── EXCERPTED DATA ──

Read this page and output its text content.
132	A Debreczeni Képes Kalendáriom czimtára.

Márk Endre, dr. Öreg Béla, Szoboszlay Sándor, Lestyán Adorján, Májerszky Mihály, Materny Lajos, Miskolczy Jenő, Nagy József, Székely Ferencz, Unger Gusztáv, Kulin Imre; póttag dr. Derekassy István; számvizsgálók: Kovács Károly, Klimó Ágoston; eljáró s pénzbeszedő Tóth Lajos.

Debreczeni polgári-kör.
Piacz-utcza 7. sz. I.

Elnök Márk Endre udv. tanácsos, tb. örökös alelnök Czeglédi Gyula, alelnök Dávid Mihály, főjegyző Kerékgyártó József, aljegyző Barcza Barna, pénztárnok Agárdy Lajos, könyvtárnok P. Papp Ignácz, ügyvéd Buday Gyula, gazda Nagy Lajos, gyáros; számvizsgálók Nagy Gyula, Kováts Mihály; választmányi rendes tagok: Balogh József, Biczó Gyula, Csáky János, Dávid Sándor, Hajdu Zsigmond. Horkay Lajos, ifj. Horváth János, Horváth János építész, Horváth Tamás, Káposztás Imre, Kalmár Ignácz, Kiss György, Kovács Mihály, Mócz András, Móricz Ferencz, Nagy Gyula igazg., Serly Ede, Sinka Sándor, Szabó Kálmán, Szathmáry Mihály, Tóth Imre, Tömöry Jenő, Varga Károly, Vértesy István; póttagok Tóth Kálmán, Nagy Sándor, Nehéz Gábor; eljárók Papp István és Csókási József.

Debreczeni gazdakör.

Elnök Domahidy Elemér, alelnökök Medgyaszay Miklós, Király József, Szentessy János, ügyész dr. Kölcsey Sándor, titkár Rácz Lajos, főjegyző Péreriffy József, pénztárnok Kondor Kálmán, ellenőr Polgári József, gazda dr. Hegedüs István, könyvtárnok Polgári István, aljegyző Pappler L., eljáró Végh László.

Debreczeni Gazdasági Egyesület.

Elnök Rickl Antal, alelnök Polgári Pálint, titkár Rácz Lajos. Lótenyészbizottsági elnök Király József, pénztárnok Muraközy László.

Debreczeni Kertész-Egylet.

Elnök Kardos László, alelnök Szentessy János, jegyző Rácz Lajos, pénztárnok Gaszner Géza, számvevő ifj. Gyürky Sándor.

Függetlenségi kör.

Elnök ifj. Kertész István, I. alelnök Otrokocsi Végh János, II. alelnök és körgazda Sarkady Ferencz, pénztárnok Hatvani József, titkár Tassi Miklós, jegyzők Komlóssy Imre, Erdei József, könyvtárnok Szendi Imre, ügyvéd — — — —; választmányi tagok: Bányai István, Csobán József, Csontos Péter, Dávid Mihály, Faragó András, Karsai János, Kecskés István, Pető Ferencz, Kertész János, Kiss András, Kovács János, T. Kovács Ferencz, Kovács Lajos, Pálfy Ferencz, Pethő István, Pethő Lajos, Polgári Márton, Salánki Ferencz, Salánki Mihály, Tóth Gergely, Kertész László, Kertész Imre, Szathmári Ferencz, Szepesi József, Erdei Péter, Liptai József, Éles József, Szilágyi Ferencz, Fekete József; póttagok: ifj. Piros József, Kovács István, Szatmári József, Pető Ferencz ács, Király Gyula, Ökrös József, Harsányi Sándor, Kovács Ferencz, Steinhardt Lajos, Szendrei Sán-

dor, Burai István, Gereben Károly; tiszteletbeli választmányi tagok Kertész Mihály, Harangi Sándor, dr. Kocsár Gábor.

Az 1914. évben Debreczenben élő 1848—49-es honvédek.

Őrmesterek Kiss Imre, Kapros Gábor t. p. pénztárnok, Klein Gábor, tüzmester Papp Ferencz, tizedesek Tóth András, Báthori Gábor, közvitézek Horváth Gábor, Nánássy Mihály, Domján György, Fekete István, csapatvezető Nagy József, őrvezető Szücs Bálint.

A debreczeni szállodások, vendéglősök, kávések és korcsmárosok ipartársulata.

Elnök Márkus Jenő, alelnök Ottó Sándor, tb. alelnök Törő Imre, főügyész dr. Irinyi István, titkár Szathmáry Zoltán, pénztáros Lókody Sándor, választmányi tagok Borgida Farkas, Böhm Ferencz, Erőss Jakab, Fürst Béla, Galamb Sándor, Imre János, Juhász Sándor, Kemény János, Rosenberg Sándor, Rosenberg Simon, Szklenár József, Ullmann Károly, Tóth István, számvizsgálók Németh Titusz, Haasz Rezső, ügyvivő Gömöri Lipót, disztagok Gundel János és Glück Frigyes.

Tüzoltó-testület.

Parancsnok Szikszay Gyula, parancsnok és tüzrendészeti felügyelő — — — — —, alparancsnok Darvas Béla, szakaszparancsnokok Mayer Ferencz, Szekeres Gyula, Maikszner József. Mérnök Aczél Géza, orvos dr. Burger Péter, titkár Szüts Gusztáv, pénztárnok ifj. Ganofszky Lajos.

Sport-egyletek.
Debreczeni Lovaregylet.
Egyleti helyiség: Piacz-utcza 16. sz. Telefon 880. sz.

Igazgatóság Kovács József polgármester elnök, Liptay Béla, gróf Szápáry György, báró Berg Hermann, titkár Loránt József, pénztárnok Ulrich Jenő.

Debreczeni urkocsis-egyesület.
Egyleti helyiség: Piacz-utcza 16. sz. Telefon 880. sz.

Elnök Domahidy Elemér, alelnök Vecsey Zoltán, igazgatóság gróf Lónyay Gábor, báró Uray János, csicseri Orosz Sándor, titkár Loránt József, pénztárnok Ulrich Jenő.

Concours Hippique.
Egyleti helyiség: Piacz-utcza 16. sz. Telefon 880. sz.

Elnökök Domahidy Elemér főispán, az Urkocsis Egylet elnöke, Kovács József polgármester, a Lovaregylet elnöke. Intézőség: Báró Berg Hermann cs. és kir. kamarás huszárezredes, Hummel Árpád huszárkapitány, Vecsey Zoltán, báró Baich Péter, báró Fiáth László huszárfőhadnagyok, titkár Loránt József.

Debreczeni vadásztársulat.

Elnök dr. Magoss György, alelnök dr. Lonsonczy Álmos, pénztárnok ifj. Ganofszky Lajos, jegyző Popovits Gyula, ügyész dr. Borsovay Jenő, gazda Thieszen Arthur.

───

▸ **WHAT THE TASK ASKS**: Say how many lines contain "Géza", and give nothing but that number.

▸ **ANSWER TO THE TASK**: 2